_Dataset:_
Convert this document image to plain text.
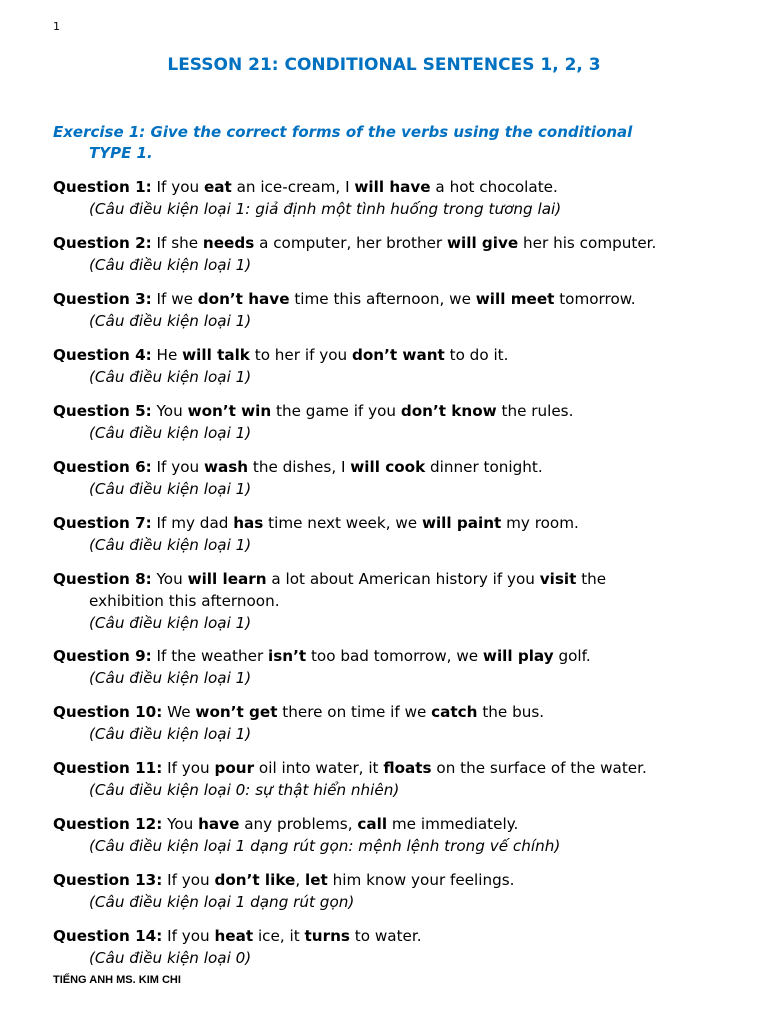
1
LESSON 21: CONDITIONAL SENTENCES 1, 2, 3
Exercise 1: Give the correct forms of the verbs using the conditional
TYPE 1.
Question 1: If you eat an ice-cream, I will have a hot chocolate.
(Câu điều kiện loại 1: giả định một tình huống trong tương lai)
Question 2: If she needs a computer, her brother will give her his computer.
(Câu điều kiện loại 1)
Question 3: If we don’t have time this afternoon, we will meet tomorrow.
(Câu điều kiện loại 1)
Question 4: He will talk to her if you don’t want to do it.
(Câu điều kiện loại 1)
Question 5: You won’t win the game if you don’t know the rules.
(Câu điều kiện loại 1)
Question 6: If you wash the dishes, I will cook dinner tonight.
(Câu điều kiện loại 1)
Question 7: If my dad has time next week, we will paint my room.
(Câu điều kiện loại 1)
Question 8: You will learn a lot about American history if you visit the
exhibition this afternoon.
(Câu điều kiện loại 1)
Question 9: If the weather isn’t too bad tomorrow, we will play golf.
(Câu điều kiện loại 1)
Question 10: We won’t get there on time if we catch the bus.
(Câu điều kiện loại 1)
Question 11: If you pour oil into water, it floats on the surface of the water.
(Câu điều kiện loại 0: sự thật hiển nhiên)
Question 12: You have any problems, call me immediately.
(Câu điều kiện loại 1 dạng rút gọn: mệnh lệnh trong vế chính)
Question 13: If you don’t like, let him know your feelings.
(Câu điều kiện loại 1 dạng rút gọn)
Question 14: If you heat ice, it turns to water.
(Câu điều kiện loại 0)
TIẾNG ANH MS. KIM CHI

_Prompt:_ Count how many lines above contain the word "time". Reply with the number alone.

_Result for this exercise:_ 3